• **Task requirements**:
Copy the items below verbatim, from the line containing "Output each element" through the line containing "343, 762, 370]", inclusive, and nothing else.

• **Dataset**:
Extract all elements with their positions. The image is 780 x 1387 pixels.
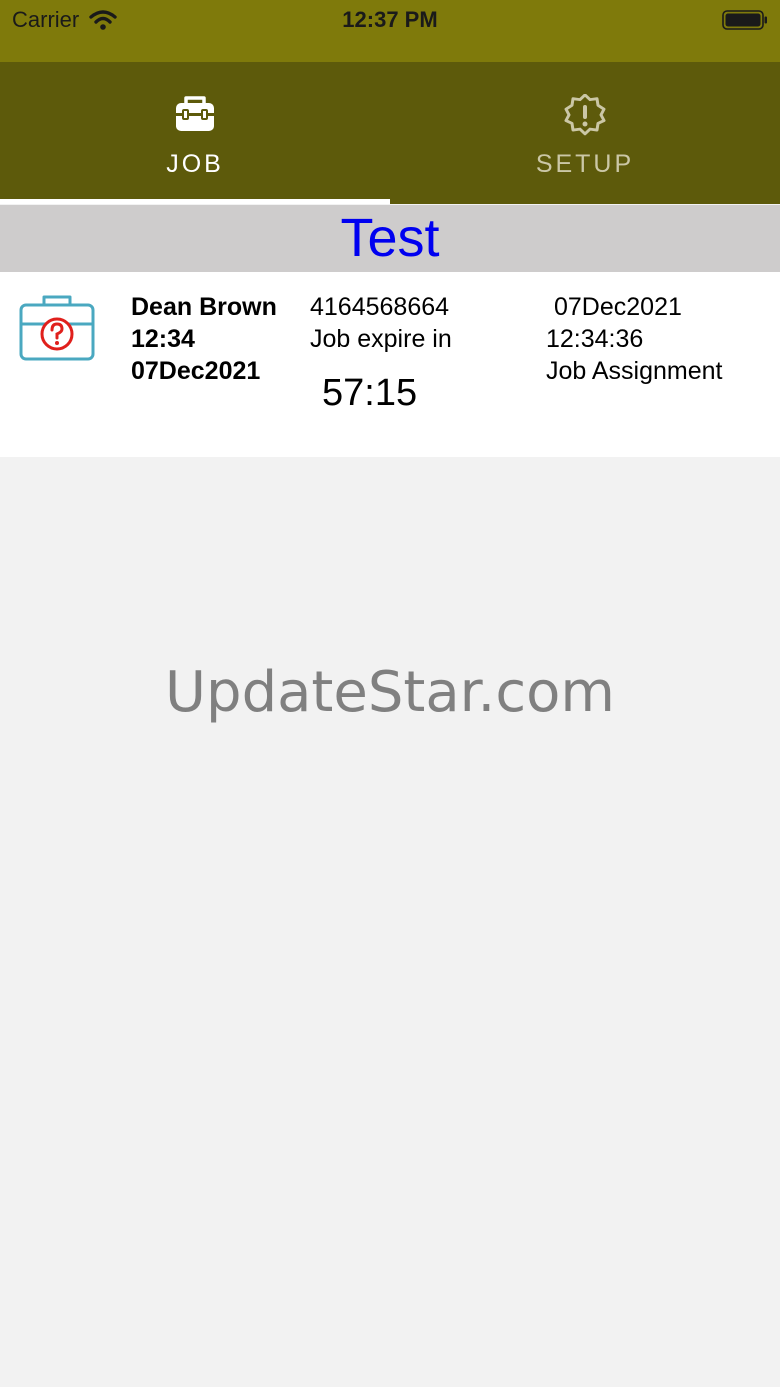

==

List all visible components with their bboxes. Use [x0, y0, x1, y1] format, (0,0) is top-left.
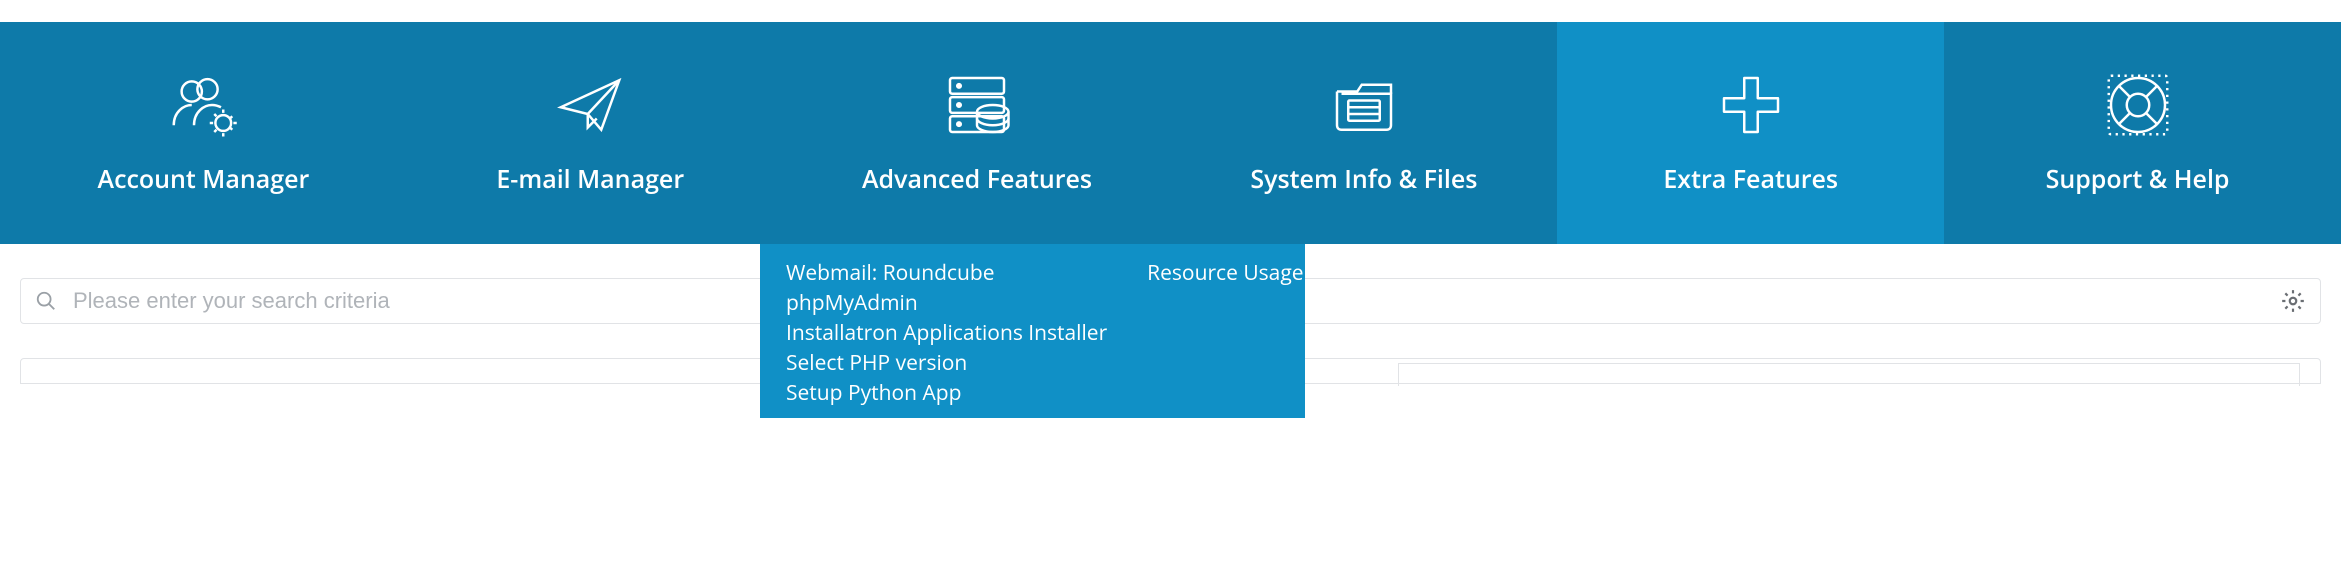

==

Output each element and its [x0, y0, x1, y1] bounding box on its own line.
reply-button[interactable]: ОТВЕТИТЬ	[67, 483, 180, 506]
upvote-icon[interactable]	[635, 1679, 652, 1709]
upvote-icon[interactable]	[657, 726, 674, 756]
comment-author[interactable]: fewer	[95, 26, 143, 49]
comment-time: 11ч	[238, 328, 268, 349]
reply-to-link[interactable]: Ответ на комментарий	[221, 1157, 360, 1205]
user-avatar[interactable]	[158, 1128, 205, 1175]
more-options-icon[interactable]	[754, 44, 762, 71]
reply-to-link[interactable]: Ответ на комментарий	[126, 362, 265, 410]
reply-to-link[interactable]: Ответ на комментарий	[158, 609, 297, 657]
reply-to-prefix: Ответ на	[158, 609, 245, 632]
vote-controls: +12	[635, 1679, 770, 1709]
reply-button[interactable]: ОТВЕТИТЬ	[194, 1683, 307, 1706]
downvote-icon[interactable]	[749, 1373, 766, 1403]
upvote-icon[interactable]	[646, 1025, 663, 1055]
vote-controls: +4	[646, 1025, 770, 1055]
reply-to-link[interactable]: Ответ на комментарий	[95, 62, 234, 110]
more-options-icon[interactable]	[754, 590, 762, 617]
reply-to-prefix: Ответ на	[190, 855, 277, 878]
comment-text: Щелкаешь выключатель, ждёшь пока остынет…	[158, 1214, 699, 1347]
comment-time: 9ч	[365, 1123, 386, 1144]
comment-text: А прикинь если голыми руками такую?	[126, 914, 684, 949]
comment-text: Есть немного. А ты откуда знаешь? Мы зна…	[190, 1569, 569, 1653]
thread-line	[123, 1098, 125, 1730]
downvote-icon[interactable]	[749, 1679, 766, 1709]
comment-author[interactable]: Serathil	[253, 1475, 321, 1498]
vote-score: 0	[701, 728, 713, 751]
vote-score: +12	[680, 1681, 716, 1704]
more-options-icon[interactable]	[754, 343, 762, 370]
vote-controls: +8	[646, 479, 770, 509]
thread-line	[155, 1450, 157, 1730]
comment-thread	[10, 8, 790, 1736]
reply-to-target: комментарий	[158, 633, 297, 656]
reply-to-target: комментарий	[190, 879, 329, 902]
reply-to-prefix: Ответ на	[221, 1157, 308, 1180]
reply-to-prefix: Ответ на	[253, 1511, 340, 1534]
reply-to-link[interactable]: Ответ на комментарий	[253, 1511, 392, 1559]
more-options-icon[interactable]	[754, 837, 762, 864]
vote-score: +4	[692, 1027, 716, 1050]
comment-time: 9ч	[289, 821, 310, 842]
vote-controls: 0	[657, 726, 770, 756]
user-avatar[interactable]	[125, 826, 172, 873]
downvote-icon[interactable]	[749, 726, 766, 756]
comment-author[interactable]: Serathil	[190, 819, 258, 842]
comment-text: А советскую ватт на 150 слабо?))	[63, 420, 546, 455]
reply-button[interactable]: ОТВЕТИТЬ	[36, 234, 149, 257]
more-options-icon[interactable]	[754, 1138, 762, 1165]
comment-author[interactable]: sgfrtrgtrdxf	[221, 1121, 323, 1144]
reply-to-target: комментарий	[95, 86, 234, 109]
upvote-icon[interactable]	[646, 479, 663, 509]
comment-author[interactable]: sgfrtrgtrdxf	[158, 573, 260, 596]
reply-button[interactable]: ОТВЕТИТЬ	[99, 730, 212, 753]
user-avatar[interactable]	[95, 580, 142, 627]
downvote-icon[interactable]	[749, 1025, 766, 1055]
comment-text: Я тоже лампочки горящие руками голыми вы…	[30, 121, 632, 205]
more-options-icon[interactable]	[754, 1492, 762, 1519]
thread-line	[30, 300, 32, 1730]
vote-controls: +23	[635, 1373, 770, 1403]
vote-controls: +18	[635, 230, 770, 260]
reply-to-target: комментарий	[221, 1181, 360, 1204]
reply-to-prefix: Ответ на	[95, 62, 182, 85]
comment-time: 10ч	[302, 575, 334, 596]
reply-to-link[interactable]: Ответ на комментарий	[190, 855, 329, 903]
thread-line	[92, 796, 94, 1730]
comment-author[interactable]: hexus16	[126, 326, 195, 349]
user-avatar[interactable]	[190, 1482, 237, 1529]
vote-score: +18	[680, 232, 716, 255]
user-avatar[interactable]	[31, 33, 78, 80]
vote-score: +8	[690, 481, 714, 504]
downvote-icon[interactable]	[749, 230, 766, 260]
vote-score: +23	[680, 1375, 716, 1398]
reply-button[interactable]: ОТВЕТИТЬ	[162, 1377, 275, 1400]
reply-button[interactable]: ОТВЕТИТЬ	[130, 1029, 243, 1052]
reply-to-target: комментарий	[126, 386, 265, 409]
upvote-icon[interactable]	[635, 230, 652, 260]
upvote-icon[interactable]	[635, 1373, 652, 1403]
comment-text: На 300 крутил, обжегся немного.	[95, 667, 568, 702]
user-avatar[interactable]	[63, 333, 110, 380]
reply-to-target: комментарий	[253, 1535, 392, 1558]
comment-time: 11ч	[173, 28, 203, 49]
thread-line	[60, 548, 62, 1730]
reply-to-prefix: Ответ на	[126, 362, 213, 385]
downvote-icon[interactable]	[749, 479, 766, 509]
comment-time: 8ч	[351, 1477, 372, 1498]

• **Task result**:
Output each element and its [x0, y0, x1, y1] bounding box on its own line.
reply-button[interactable]: ОТВЕТИТЬ	[67, 483, 180, 506]
upvote-icon[interactable]	[635, 1679, 652, 1709]
upvote-icon[interactable]	[657, 726, 674, 756]
comment-author[interactable]: fewer	[95, 26, 143, 49]
comment-time: 11ч	[238, 328, 268, 349]
reply-to-link[interactable]: Ответ на комментарий	[221, 1157, 360, 1205]
user-avatar[interactable]	[158, 1128, 205, 1175]
more-options-icon[interactable]	[754, 44, 762, 71]
reply-to-link[interactable]: Ответ на комментарий	[126, 362, 265, 410]
reply-to-link[interactable]: Ответ на комментарий	[158, 609, 297, 657]
reply-to-prefix: Ответ на	[158, 609, 245, 632]
vote-controls: +12	[635, 1679, 770, 1709]
reply-button[interactable]: ОТВЕТИТЬ	[194, 1683, 307, 1706]
downvote-icon[interactable]	[749, 1373, 766, 1403]
upvote-icon[interactable]	[646, 1025, 663, 1055]
vote-controls: +4	[646, 1025, 770, 1055]
reply-to-link[interactable]: Ответ на комментарий	[95, 62, 234, 110]
more-options-icon[interactable]	[754, 590, 762, 617]
reply-to-prefix: Ответ на	[190, 855, 277, 878]
comment-text: Щелкаешь выключатель, ждёшь пока остынет…	[158, 1214, 699, 1347]
comment-time: 9ч	[365, 1123, 386, 1144]
comment-text: А прикинь если голыми руками такую?	[126, 914, 684, 949]
comment-text: Есть немного. А ты откуда знаешь? Мы зна…	[190, 1569, 569, 1653]
thread-line	[123, 1098, 125, 1730]
downvote-icon[interactable]	[749, 1679, 766, 1709]
comment-author[interactable]: Serathil	[253, 1475, 321, 1498]
vote-score: 0	[701, 728, 713, 751]
vote-score: +12	[680, 1681, 716, 1704]
more-options-icon[interactable]	[754, 343, 762, 370]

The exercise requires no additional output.